__WORK TO DO__
Copy out all the lines exactly. Omit pictures.

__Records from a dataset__
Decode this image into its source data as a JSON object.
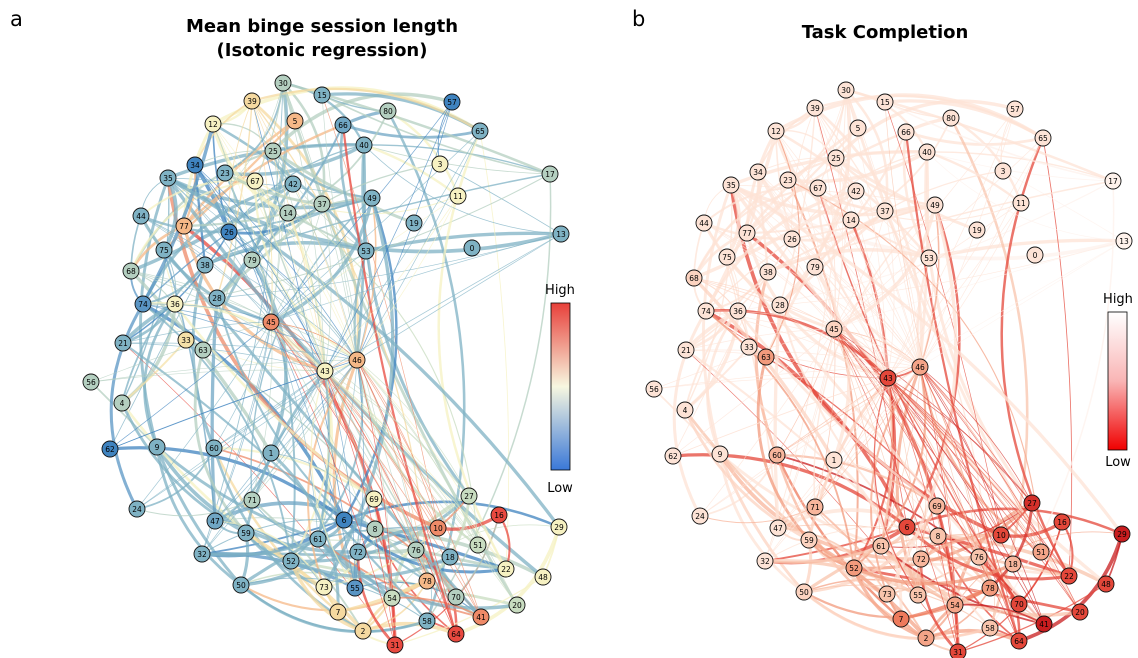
{
  "panels": [
    {
      "label": "a",
      "title_lines": [
        "Mean binge session length",
        "(Isotonic regression)"
      ],
      "colorbar": {
        "high": "High",
        "low": "Low",
        "colors": [
          "#e8403a",
          "#f7f7e0",
          "#3a78d8"
        ]
      },
      "nodes": {
        "labels": [
          "30",
          "15",
          "39",
          "80",
          "57",
          "5",
          "12",
          "66",
          "65",
          "40",
          "25",
          "3",
          "34",
          "23",
          "67",
          "42",
          "35",
          "17",
          "11",
          "49",
          "37",
          "14",
          "44",
          "77",
          "26",
          "19",
          "13",
          "0",
          "53",
          "75",
          "79",
          "38",
          "68",
          "28",
          "74",
          "36",
          "45",
          "33",
          "21",
          "63",
          "46",
          "43",
          "56",
          "4",
          "62",
          "9",
          "60",
          "1",
          "71",
          "69",
          "27",
          "16",
          "24",
          "6",
          "10",
          "8",
          "47",
          "59",
          "61",
          "29",
          "51",
          "72",
          "76",
          "18",
          "32",
          "52",
          "22",
          "48",
          "78",
          "73",
          "55",
          "50",
          "54",
          "70",
          "20",
          "7",
          "41",
          "58",
          "64",
          "2",
          "31"
        ],
        "colors": [
          "#b4cfc0",
          "#7fb2c4",
          "#f5d9a0",
          "#b4cfc0",
          "#3f83bf",
          "#f5b887",
          "#f6f1c2",
          "#6fa6c4",
          "#7fb2c4",
          "#7fb2c4",
          "#b4cfc0",
          "#f6f1c2",
          "#3f83bf",
          "#7fb2c4",
          "#f6f1c2",
          "#7fb2c4",
          "#7fb2c4",
          "#b4cfc0",
          "#f6f1c2",
          "#7fb2c4",
          "#b4cfc0",
          "#b4cfc0",
          "#7fb2c4",
          "#f5b887",
          "#3f83bf",
          "#7fb2c4",
          "#7fb2c4",
          "#7fb2c4",
          "#7fb2c4",
          "#7fb2c4",
          "#b4cfc0",
          "#7fb2c4",
          "#b4cfc0",
          "#7fb2c4",
          "#5a95c4",
          "#f6f1c2",
          "#ee8a68",
          "#f5e1a8",
          "#7fb2c4",
          "#b4cfc0",
          "#f5b887",
          "#f6f1c2",
          "#b4cfc0",
          "#b4cfc0",
          "#3f83bf",
          "#7fb2c4",
          "#7fb2c4",
          "#7fb2c4",
          "#b4cfc0",
          "#f6f1c2",
          "#c8dcc0",
          "#e8493f",
          "#7fb2c4",
          "#3f83bf",
          "#ee8a68",
          "#b4cfc0",
          "#6fa6c4",
          "#7fb2c4",
          "#7fb2c4",
          "#f6f1c2",
          "#c8dcc0",
          "#7fb2c4",
          "#b4cfc0",
          "#7fb2c4",
          "#7fb2c4",
          "#7fb2c4",
          "#f6f1c2",
          "#f6f1c2",
          "#f5b887",
          "#f6f1c2",
          "#5a95c4",
          "#7fb2c4",
          "#c8dcc0",
          "#b4cfc0",
          "#c8dcc0",
          "#f5d9a0",
          "#ee8a68",
          "#7fb2c4",
          "#e8493f",
          "#f5d9a0",
          "#e8493f"
        ]
      }
    },
    {
      "label": "b",
      "title_lines": [
        "Task Completion"
      ],
      "colorbar": {
        "high": "High",
        "low": "Low",
        "colors": [
          "#ffffff",
          "#f9b5b5",
          "#f00000"
        ]
      },
      "nodes": {
        "labels": [
          "30",
          "15",
          "39",
          "80",
          "57",
          "5",
          "12",
          "66",
          "65",
          "40",
          "25",
          "3",
          "34",
          "23",
          "67",
          "42",
          "35",
          "17",
          "11",
          "49",
          "37",
          "14",
          "44",
          "77",
          "26",
          "19",
          "13",
          "0",
          "53",
          "75",
          "79",
          "38",
          "68",
          "28",
          "74",
          "36",
          "45",
          "33",
          "21",
          "63",
          "46",
          "43",
          "56",
          "4",
          "62",
          "9",
          "60",
          "1",
          "71",
          "69",
          "27",
          "16",
          "24",
          "6",
          "10",
          "8",
          "47",
          "59",
          "61",
          "29",
          "51",
          "72",
          "76",
          "18",
          "32",
          "52",
          "22",
          "48",
          "78",
          "73",
          "55",
          "50",
          "54",
          "70",
          "20",
          "7",
          "41",
          "58",
          "64",
          "2",
          "31"
        ],
        "colors": [
          "#fde3d6",
          "#fde3d6",
          "#fde3d6",
          "#fde3d6",
          "#fde3d6",
          "#fde3d6",
          "#fde3d6",
          "#fde3d6",
          "#fde3d6",
          "#fde3d6",
          "#fde3d6",
          "#fde3d6",
          "#fde3d6",
          "#fde3d6",
          "#fde3d6",
          "#fde3d6",
          "#fde3d6",
          "#fef2ec",
          "#fde3d6",
          "#fde3d6",
          "#fde3d6",
          "#fde3d6",
          "#fde3d6",
          "#fde3d6",
          "#fde3d6",
          "#fde3d6",
          "#fef2ec",
          "#fde3d6",
          "#fde3d6",
          "#fde3d6",
          "#fde3d6",
          "#fde3d6",
          "#fcd3c0",
          "#fde3d6",
          "#fde3d6",
          "#fde3d6",
          "#fcd3c0",
          "#fde3d6",
          "#fde3d6",
          "#f29a7c",
          "#f4a488",
          "#e4473a",
          "#fde3d6",
          "#fde3d6",
          "#fde3d6",
          "#fde3d6",
          "#f8b69c",
          "#fde3d6",
          "#f8b69c",
          "#f8b69c",
          "#d4302a",
          "#e4473a",
          "#fde3d6",
          "#e4473a",
          "#e4473a",
          "#f8c4ac",
          "#fde3d6",
          "#fcd3c0",
          "#f8c4ac",
          "#c81d1f",
          "#f4a488",
          "#f8b69c",
          "#f8c4ac",
          "#f8b69c",
          "#fde3d6",
          "#f29a7c",
          "#e4473a",
          "#e4473a",
          "#f29a7c",
          "#f8c4ac",
          "#f8c4ac",
          "#fcd3c0",
          "#f4a488",
          "#e4473a",
          "#e4473a",
          "#ee7a5c",
          "#c81d1f",
          "#f8c4ac",
          "#e4473a",
          "#f4a488",
          "#e4473a"
        ]
      }
    }
  ]
}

__EXERCISE SOLUTION__
Decode this image into its source data as a JSON object.
{
  "panels": [
    {
      "label": "a",
      "title_lines": [
        "Mean binge session length",
        "(Isotonic regression)"
      ],
      "colorbar": {
        "high": "High",
        "low": "Low",
        "colors": [
          "#e8403a",
          "#f7f7e0",
          "#3a78d8"
        ]
      },
      "nodes": {
        "labels": [
          "30",
          "15",
          "39",
          "80",
          "57",
          "5",
          "12",
          "66",
          "65",
          "40",
          "25",
          "3",
          "34",
          "23",
          "67",
          "42",
          "35",
          "17",
          "11",
          "49",
          "37",
          "14",
          "44",
          "77",
          "26",
          "19",
          "13",
          "0",
          "53",
          "75",
          "79",
          "38",
          "68",
          "28",
          "74",
          "36",
          "45",
          "33",
          "21",
          "63",
          "46",
          "43",
          "56",
          "4",
          "62",
          "9",
          "60",
          "1",
          "71",
          "69",
          "27",
          "16",
          "24",
          "6",
          "10",
          "8",
          "47",
          "59",
          "61",
          "29",
          "51",
          "72",
          "76",
          "18",
          "32",
          "52",
          "22",
          "48",
          "78",
          "73",
          "55",
          "50",
          "54",
          "70",
          "20",
          "7",
          "41",
          "58",
          "64",
          "2",
          "31"
        ],
        "colors": [
          "#b4cfc0",
          "#7fb2c4",
          "#f5d9a0",
          "#b4cfc0",
          "#3f83bf",
          "#f5b887",
          "#f6f1c2",
          "#6fa6c4",
          "#7fb2c4",
          "#7fb2c4",
          "#b4cfc0",
          "#f6f1c2",
          "#3f83bf",
          "#7fb2c4",
          "#f6f1c2",
          "#7fb2c4",
          "#7fb2c4",
          "#b4cfc0",
          "#f6f1c2",
          "#7fb2c4",
          "#b4cfc0",
          "#b4cfc0",
          "#7fb2c4",
          "#f5b887",
          "#3f83bf",
          "#7fb2c4",
          "#7fb2c4",
          "#7fb2c4",
          "#7fb2c4",
          "#7fb2c4",
          "#b4cfc0",
          "#7fb2c4",
          "#b4cfc0",
          "#7fb2c4",
          "#5a95c4",
          "#f6f1c2",
          "#ee8a68",
          "#f5e1a8",
          "#7fb2c4",
          "#b4cfc0",
          "#f5b887",
          "#f6f1c2",
          "#b4cfc0",
          "#b4cfc0",
          "#3f83bf",
          "#7fb2c4",
          "#7fb2c4",
          "#7fb2c4",
          "#b4cfc0",
          "#f6f1c2",
          "#c8dcc0",
          "#e8493f",
          "#7fb2c4",
          "#3f83bf",
          "#ee8a68",
          "#b4cfc0",
          "#6fa6c4",
          "#7fb2c4",
          "#7fb2c4",
          "#f6f1c2",
          "#c8dcc0",
          "#7fb2c4",
          "#b4cfc0",
          "#7fb2c4",
          "#7fb2c4",
          "#7fb2c4",
          "#f6f1c2",
          "#f6f1c2",
          "#f5b887",
          "#f6f1c2",
          "#5a95c4",
          "#7fb2c4",
          "#c8dcc0",
          "#b4cfc0",
          "#c8dcc0",
          "#f5d9a0",
          "#ee8a68",
          "#7fb2c4",
          "#e8493f",
          "#f5d9a0",
          "#e8493f"
        ]
      }
    },
    {
      "label": "b",
      "title_lines": [
        "Task Completion"
      ],
      "colorbar": {
        "high": "High",
        "low": "Low",
        "colors": [
          "#ffffff",
          "#f9b5b5",
          "#f00000"
        ]
      },
      "nodes": {
        "labels": [
          "30",
          "15",
          "39",
          "80",
          "57",
          "5",
          "12",
          "66",
          "65",
          "40",
          "25",
          "3",
          "34",
          "23",
          "67",
          "42",
          "35",
          "17",
          "11",
          "49",
          "37",
          "14",
          "44",
          "77",
          "26",
          "19",
          "13",
          "0",
          "53",
          "75",
          "79",
          "38",
          "68",
          "28",
          "74",
          "36",
          "45",
          "33",
          "21",
          "63",
          "46",
          "43",
          "56",
          "4",
          "62",
          "9",
          "60",
          "1",
          "71",
          "69",
          "27",
          "16",
          "24",
          "6",
          "10",
          "8",
          "47",
          "59",
          "61",
          "29",
          "51",
          "72",
          "76",
          "18",
          "32",
          "52",
          "22",
          "48",
          "78",
          "73",
          "55",
          "50",
          "54",
          "70",
          "20",
          "7",
          "41",
          "58",
          "64",
          "2",
          "31"
        ],
        "colors": [
          "#fde3d6",
          "#fde3d6",
          "#fde3d6",
          "#fde3d6",
          "#fde3d6",
          "#fde3d6",
          "#fde3d6",
          "#fde3d6",
          "#fde3d6",
          "#fde3d6",
          "#fde3d6",
          "#fde3d6",
          "#fde3d6",
          "#fde3d6",
          "#fde3d6",
          "#fde3d6",
          "#fde3d6",
          "#fef2ec",
          "#fde3d6",
          "#fde3d6",
          "#fde3d6",
          "#fde3d6",
          "#fde3d6",
          "#fde3d6",
          "#fde3d6",
          "#fde3d6",
          "#fef2ec",
          "#fde3d6",
          "#fde3d6",
          "#fde3d6",
          "#fde3d6",
          "#fde3d6",
          "#fcd3c0",
          "#fde3d6",
          "#fde3d6",
          "#fde3d6",
          "#fcd3c0",
          "#fde3d6",
          "#fde3d6",
          "#f29a7c",
          "#f4a488",
          "#e4473a",
          "#fde3d6",
          "#fde3d6",
          "#fde3d6",
          "#fde3d6",
          "#f8b69c",
          "#fde3d6",
          "#f8b69c",
          "#f8b69c",
          "#d4302a",
          "#e4473a",
          "#fde3d6",
          "#e4473a",
          "#e4473a",
          "#f8c4ac",
          "#fde3d6",
          "#fcd3c0",
          "#f8c4ac",
          "#c81d1f",
          "#f4a488",
          "#f8b69c",
          "#f8c4ac",
          "#f8b69c",
          "#fde3d6",
          "#f29a7c",
          "#e4473a",
          "#e4473a",
          "#f29a7c",
          "#f8c4ac",
          "#f8c4ac",
          "#fcd3c0",
          "#f4a488",
          "#e4473a",
          "#e4473a",
          "#ee7a5c",
          "#c81d1f",
          "#f8c4ac",
          "#e4473a",
          "#f4a488",
          "#e4473a"
        ]
      }
    }
  ]
}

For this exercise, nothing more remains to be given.